- EXERCISE DIRECTIONS
In the listing below, find every line containing "automatically" and copy it out.

- MATERIALS PROVIDED
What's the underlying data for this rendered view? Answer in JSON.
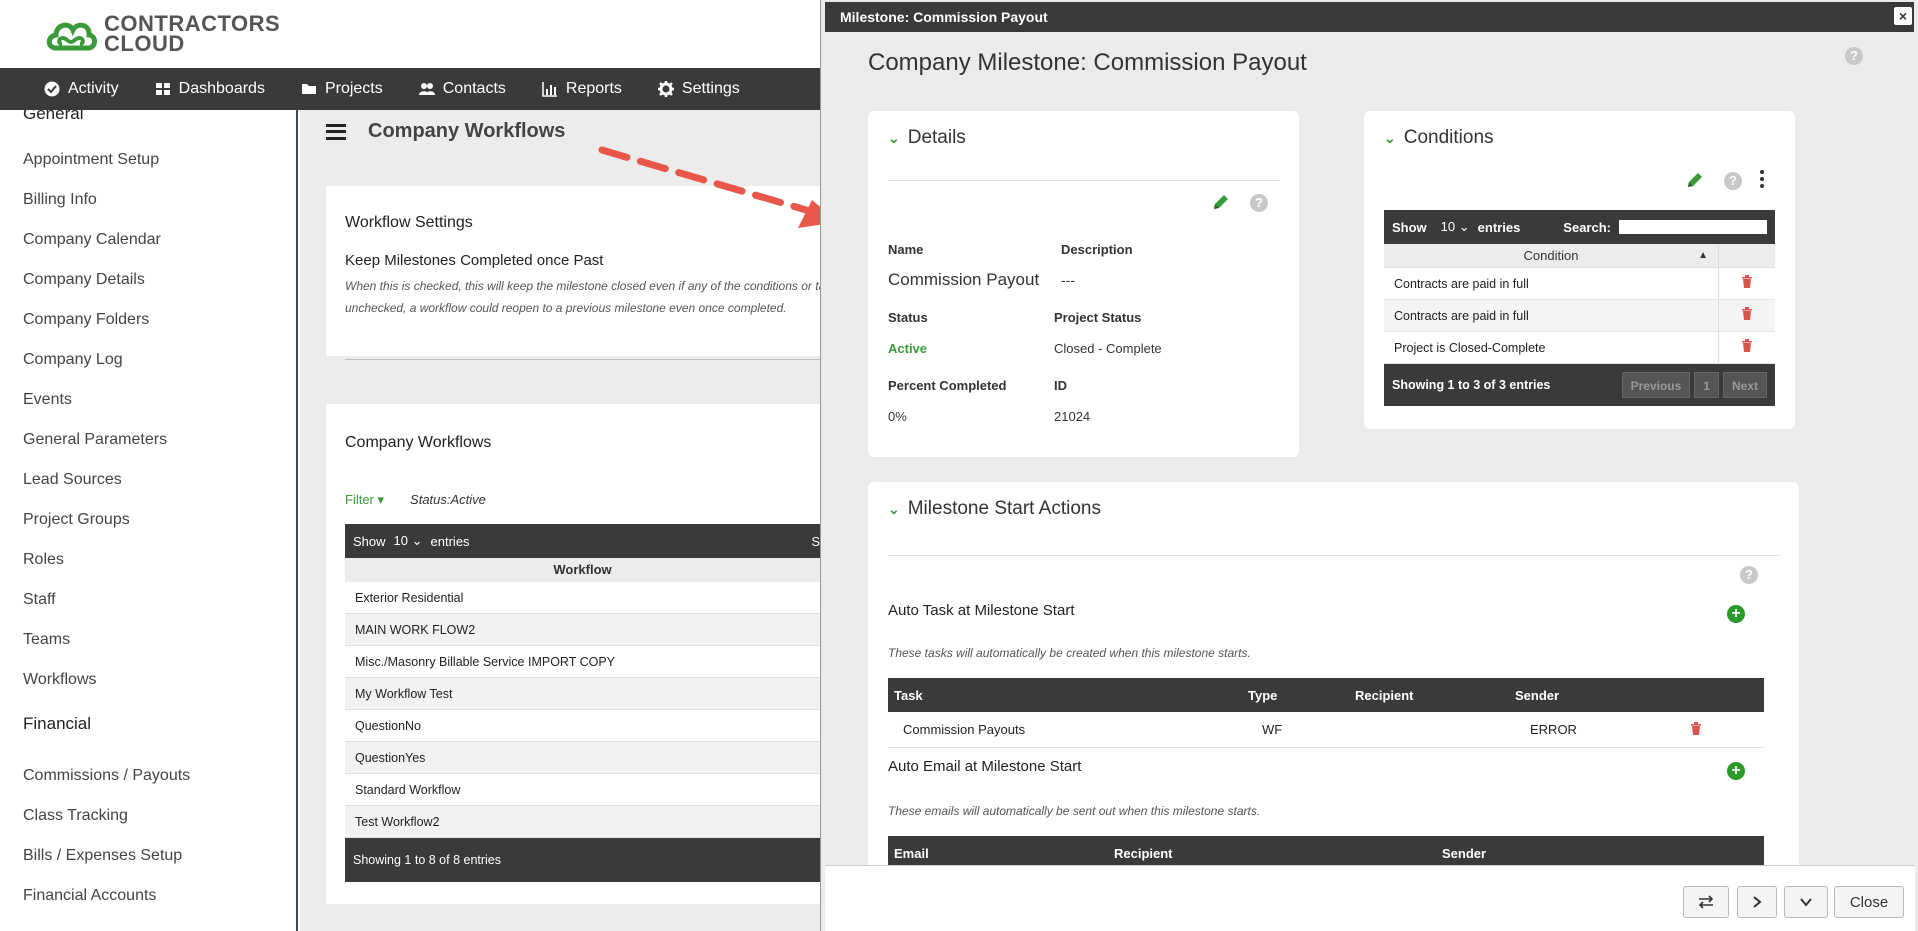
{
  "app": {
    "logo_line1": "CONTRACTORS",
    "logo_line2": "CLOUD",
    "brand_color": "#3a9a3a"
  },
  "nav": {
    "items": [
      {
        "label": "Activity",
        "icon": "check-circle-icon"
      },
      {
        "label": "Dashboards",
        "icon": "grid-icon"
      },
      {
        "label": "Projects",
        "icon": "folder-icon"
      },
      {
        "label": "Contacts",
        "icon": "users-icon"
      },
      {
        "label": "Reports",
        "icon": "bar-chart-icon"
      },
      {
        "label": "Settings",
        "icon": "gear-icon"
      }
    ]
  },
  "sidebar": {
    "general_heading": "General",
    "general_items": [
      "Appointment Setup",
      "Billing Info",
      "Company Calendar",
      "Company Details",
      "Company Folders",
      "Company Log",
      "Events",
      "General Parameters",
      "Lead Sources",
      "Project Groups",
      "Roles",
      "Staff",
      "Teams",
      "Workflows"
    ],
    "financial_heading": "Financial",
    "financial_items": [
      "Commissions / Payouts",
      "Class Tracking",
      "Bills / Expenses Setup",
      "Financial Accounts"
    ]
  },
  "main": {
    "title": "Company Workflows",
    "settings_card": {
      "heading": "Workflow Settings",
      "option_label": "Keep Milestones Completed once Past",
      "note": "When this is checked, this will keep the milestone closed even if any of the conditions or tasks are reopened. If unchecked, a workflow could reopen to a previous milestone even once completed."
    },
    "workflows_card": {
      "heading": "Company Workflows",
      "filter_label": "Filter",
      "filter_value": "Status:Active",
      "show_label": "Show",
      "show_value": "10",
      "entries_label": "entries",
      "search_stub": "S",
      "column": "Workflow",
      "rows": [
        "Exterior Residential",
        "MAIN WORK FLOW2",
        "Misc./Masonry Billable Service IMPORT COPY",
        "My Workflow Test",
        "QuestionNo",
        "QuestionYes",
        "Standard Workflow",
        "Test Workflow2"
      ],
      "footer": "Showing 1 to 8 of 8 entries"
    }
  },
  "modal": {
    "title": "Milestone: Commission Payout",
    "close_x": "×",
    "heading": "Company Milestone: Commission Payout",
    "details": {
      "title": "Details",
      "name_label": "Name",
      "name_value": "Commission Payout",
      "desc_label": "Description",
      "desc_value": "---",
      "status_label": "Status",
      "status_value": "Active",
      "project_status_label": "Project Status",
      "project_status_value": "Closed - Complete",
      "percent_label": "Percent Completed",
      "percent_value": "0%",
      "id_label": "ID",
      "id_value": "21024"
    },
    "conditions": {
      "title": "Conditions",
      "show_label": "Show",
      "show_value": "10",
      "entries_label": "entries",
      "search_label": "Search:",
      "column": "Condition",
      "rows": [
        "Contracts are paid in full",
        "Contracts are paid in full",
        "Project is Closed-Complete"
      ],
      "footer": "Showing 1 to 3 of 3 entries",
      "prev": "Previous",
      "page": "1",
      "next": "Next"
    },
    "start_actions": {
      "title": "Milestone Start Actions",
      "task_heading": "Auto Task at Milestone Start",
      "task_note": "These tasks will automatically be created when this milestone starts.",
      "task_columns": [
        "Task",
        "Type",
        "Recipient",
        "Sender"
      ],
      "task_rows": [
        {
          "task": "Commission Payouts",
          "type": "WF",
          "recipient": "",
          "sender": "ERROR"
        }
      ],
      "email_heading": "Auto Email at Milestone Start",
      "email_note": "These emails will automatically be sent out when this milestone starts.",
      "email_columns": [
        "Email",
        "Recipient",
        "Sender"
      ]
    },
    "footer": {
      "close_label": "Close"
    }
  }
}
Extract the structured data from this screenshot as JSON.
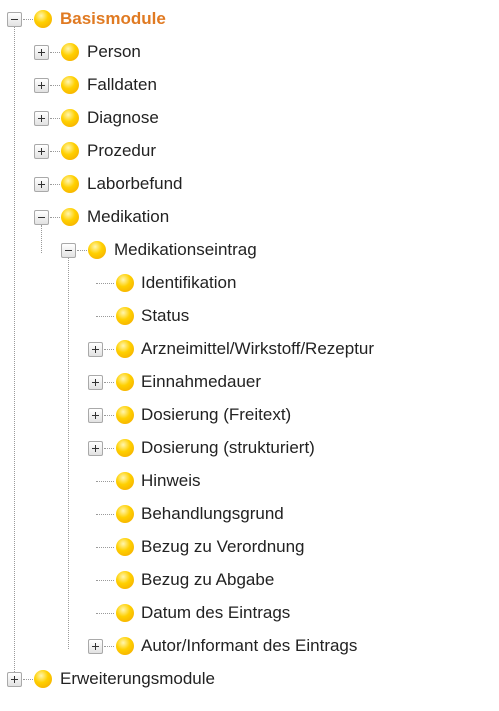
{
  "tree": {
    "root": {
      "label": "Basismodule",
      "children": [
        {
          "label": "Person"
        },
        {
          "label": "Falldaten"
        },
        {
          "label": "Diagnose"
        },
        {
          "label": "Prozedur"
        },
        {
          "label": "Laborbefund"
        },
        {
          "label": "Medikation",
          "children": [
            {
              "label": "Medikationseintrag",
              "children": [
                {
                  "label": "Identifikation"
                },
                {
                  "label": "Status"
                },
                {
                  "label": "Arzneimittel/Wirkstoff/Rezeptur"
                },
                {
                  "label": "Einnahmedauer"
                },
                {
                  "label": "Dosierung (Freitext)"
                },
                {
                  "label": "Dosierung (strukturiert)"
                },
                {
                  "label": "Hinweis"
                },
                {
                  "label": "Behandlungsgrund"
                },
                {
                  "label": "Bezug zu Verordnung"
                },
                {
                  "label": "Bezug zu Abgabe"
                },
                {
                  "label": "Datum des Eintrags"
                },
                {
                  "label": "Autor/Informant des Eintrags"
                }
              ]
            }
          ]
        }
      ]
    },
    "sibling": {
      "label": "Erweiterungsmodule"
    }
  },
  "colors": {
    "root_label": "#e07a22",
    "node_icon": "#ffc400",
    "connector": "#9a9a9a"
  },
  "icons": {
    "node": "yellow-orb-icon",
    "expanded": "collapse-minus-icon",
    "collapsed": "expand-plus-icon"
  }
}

- ANSWER TO THE PROBLEM
      "task_note": "These tasks will automatically be created when this milestone starts.",
      "email_note": "These emails will automatically be sent out when this milestone starts.",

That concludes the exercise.